## Task instructions
Search the lines of the records for the word "tray", and copy every line that has it.

## Excerpted data

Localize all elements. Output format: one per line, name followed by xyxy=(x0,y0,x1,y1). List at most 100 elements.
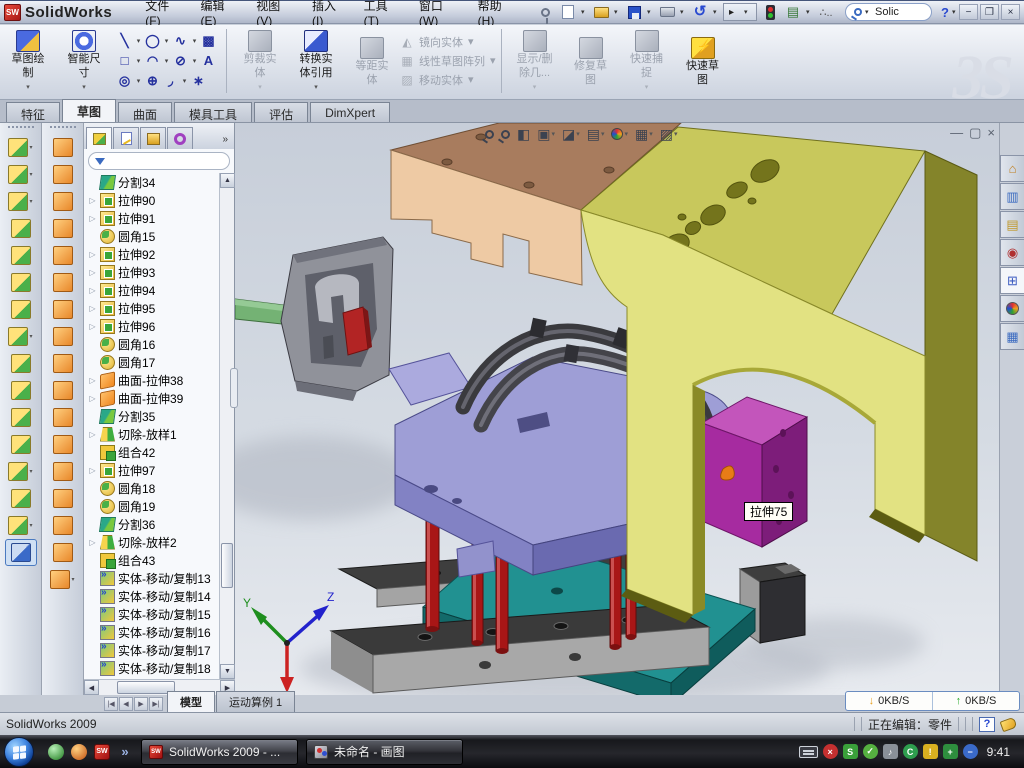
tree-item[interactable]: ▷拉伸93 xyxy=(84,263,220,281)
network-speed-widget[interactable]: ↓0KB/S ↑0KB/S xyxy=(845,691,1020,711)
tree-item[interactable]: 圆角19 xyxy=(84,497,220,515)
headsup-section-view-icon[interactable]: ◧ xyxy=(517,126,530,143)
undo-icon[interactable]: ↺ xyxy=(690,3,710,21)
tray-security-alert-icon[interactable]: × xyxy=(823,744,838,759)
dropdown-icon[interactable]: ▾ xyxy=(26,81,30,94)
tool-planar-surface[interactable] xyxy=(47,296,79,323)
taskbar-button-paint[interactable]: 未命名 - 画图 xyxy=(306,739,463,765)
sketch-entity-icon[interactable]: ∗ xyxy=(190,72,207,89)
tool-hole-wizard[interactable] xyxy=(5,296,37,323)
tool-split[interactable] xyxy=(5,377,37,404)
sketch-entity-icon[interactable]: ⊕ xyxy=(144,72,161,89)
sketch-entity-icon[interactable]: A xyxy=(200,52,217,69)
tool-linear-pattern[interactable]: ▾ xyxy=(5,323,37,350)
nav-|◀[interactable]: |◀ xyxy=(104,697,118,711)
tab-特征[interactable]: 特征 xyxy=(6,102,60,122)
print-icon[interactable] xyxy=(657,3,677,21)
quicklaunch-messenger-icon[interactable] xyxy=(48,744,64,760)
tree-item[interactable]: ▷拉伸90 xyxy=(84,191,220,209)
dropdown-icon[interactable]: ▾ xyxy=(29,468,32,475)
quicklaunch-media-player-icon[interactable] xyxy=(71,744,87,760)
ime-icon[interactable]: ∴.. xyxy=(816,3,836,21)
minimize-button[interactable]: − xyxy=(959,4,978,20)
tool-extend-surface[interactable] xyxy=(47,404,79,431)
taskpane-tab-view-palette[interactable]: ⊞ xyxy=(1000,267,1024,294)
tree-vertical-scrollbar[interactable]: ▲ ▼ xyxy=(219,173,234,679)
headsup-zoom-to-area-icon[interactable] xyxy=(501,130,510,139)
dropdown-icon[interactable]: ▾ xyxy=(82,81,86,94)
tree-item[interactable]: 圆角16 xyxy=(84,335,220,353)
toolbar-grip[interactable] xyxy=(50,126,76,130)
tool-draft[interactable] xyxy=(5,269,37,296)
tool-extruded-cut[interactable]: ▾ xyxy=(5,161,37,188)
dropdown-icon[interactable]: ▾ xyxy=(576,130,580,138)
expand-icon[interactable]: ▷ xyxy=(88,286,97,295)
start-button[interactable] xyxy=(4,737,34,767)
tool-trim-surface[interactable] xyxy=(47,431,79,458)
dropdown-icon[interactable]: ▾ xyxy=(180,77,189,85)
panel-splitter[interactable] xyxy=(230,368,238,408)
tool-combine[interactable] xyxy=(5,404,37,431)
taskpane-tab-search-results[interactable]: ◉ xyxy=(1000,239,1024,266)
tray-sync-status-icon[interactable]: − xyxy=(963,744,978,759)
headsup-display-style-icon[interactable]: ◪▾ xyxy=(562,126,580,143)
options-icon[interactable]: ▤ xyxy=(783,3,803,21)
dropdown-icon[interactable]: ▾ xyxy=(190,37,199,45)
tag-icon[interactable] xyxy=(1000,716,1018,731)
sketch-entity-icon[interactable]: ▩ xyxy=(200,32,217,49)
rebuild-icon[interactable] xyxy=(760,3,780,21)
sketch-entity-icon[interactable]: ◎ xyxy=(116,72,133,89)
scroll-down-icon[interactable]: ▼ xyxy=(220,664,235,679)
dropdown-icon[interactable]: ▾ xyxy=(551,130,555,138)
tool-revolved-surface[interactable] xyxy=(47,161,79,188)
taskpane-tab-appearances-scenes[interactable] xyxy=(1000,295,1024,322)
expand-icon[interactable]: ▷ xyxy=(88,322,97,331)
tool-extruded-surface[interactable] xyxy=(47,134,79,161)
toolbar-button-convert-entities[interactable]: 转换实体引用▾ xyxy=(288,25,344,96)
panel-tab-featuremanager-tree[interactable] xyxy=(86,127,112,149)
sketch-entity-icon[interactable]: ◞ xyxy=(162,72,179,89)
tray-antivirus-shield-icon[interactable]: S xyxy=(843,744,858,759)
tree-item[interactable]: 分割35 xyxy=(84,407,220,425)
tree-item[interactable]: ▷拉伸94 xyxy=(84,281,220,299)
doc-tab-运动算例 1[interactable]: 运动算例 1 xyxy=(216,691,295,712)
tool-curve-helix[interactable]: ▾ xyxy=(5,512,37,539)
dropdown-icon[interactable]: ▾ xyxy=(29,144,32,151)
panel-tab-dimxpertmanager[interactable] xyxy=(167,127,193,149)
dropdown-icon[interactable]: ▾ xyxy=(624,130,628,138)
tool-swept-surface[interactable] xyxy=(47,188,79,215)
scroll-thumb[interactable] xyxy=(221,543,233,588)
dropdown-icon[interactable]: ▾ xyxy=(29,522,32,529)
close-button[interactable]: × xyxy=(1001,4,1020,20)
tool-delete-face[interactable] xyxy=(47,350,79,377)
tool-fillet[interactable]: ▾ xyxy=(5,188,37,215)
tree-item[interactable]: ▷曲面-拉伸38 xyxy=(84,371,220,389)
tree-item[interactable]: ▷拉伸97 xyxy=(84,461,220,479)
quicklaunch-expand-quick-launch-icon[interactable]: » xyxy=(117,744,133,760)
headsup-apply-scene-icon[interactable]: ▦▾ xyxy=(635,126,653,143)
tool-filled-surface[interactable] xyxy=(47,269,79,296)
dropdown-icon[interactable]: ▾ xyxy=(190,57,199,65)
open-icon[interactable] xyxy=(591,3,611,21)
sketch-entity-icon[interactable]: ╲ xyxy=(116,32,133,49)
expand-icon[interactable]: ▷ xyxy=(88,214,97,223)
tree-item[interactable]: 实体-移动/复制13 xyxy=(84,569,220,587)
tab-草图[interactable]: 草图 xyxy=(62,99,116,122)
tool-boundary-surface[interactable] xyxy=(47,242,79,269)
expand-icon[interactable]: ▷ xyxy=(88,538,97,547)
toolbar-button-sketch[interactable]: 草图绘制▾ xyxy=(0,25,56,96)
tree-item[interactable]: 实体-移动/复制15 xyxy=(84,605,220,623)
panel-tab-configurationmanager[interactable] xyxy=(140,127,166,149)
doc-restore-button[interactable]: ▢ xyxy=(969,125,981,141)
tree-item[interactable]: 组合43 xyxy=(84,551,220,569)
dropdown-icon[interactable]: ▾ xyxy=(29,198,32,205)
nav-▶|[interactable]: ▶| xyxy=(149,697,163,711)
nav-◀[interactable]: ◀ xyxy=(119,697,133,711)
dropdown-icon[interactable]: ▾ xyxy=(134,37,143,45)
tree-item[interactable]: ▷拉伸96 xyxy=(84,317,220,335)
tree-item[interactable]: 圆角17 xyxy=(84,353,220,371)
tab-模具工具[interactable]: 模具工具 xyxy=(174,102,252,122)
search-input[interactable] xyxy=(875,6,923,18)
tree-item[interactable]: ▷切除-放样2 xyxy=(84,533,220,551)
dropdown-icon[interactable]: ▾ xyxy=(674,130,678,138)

## Expected answer
tray-security-alert-icon[interactable]: × xyxy=(823,744,838,759)
tray-sync-status-icon[interactable]: − xyxy=(963,744,978,759)
tray-antivirus-shield-icon[interactable]: S xyxy=(843,744,858,759)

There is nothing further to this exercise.